▶ [Description of the task]
Your copy of the material must match it exactly, except that pictures are dropped.
────────────────────────────────────────
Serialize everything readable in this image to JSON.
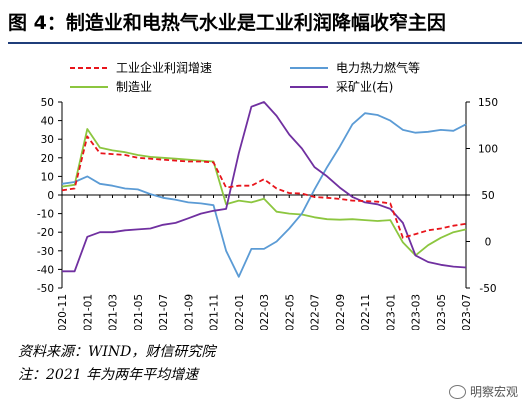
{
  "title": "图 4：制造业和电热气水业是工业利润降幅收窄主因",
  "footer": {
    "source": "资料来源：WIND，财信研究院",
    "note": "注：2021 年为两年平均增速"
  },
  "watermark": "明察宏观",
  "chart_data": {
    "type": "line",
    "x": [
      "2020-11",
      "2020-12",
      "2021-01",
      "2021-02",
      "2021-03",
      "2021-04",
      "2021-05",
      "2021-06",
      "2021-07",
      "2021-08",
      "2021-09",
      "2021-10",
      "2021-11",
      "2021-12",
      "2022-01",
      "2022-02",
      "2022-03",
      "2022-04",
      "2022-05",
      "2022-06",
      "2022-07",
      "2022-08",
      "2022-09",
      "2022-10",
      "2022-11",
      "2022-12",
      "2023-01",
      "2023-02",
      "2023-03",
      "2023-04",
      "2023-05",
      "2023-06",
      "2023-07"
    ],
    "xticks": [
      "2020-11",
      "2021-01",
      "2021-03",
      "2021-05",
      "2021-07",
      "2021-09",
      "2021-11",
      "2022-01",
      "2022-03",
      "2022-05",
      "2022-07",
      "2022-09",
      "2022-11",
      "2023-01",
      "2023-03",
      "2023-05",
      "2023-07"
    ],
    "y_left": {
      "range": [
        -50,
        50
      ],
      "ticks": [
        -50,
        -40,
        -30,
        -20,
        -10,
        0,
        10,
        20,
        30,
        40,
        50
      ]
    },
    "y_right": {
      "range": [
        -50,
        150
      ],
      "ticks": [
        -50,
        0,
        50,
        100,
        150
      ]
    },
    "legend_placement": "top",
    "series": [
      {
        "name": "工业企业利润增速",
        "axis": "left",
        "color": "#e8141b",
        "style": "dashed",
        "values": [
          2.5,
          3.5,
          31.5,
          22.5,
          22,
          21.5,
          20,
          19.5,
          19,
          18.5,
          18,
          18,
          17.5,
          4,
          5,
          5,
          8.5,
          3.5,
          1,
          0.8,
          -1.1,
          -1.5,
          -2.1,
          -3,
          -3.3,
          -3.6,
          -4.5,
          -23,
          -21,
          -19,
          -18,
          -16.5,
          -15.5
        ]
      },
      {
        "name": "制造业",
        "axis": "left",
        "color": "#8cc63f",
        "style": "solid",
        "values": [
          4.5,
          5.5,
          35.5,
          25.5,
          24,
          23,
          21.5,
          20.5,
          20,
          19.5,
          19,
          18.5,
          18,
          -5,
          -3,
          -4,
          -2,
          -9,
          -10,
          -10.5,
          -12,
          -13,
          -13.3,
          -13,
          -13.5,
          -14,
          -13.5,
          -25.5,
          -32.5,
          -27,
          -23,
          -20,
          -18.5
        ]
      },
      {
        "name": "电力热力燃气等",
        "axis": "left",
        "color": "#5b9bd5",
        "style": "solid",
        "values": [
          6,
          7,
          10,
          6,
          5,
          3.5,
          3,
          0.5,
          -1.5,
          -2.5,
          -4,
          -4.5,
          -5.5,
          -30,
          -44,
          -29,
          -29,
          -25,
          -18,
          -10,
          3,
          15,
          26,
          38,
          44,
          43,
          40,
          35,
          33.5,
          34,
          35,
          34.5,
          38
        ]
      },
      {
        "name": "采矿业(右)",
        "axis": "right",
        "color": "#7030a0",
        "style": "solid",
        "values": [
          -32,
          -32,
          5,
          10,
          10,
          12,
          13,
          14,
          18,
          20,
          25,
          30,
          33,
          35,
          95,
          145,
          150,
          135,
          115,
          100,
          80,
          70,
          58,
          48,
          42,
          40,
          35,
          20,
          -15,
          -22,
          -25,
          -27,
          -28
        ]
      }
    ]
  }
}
────────────────────────────────────────
▶ [Exercise solution]
Serialize everything readable in this image to JSON.
{
  "title": "图 4：制造业和电热气水业是工业利润降幅收窄主因",
  "footer": {
    "source": "资料来源：WIND，财信研究院",
    "note": "注：2021 年为两年平均增速"
  },
  "watermark": "明察宏观",
  "chart_data": {
    "type": "line",
    "x": [
      "2020-11",
      "2020-12",
      "2021-01",
      "2021-02",
      "2021-03",
      "2021-04",
      "2021-05",
      "2021-06",
      "2021-07",
      "2021-08",
      "2021-09",
      "2021-10",
      "2021-11",
      "2021-12",
      "2022-01",
      "2022-02",
      "2022-03",
      "2022-04",
      "2022-05",
      "2022-06",
      "2022-07",
      "2022-08",
      "2022-09",
      "2022-10",
      "2022-11",
      "2022-12",
      "2023-01",
      "2023-02",
      "2023-03",
      "2023-04",
      "2023-05",
      "2023-06",
      "2023-07"
    ],
    "xticks": [
      "2020-11",
      "2021-01",
      "2021-03",
      "2021-05",
      "2021-07",
      "2021-09",
      "2021-11",
      "2022-01",
      "2022-03",
      "2022-05",
      "2022-07",
      "2022-09",
      "2022-11",
      "2023-01",
      "2023-03",
      "2023-05",
      "2023-07"
    ],
    "y_left": {
      "range": [
        -50,
        50
      ],
      "ticks": [
        -50,
        -40,
        -30,
        -20,
        -10,
        0,
        10,
        20,
        30,
        40,
        50
      ]
    },
    "y_right": {
      "range": [
        -50,
        150
      ],
      "ticks": [
        -50,
        0,
        50,
        100,
        150
      ]
    },
    "legend_placement": "top",
    "series": [
      {
        "name": "工业企业利润增速",
        "axis": "left",
        "color": "#e8141b",
        "style": "dashed",
        "values": [
          2.5,
          3.5,
          31.5,
          22.5,
          22,
          21.5,
          20,
          19.5,
          19,
          18.5,
          18,
          18,
          17.5,
          4,
          5,
          5,
          8.5,
          3.5,
          1,
          0.8,
          -1.1,
          -1.5,
          -2.1,
          -3,
          -3.3,
          -3.6,
          -4.5,
          -23,
          -21,
          -19,
          -18,
          -16.5,
          -15.5
        ]
      },
      {
        "name": "制造业",
        "axis": "left",
        "color": "#8cc63f",
        "style": "solid",
        "values": [
          4.5,
          5.5,
          35.5,
          25.5,
          24,
          23,
          21.5,
          20.5,
          20,
          19.5,
          19,
          18.5,
          18,
          -5,
          -3,
          -4,
          -2,
          -9,
          -10,
          -10.5,
          -12,
          -13,
          -13.3,
          -13,
          -13.5,
          -14,
          -13.5,
          -25.5,
          -32.5,
          -27,
          -23,
          -20,
          -18.5
        ]
      },
      {
        "name": "电力热力燃气等",
        "axis": "left",
        "color": "#5b9bd5",
        "style": "solid",
        "values": [
          6,
          7,
          10,
          6,
          5,
          3.5,
          3,
          0.5,
          -1.5,
          -2.5,
          -4,
          -4.5,
          -5.5,
          -30,
          -44,
          -29,
          -29,
          -25,
          -18,
          -10,
          3,
          15,
          26,
          38,
          44,
          43,
          40,
          35,
          33.5,
          34,
          35,
          34.5,
          38
        ]
      },
      {
        "name": "采矿业(右)",
        "axis": "right",
        "color": "#7030a0",
        "style": "solid",
        "values": [
          -32,
          -32,
          5,
          10,
          10,
          12,
          13,
          14,
          18,
          20,
          25,
          30,
          33,
          35,
          95,
          145,
          150,
          135,
          115,
          100,
          80,
          70,
          58,
          48,
          42,
          40,
          35,
          20,
          -15,
          -22,
          -25,
          -27,
          -28
        ]
      }
    ]
  }
}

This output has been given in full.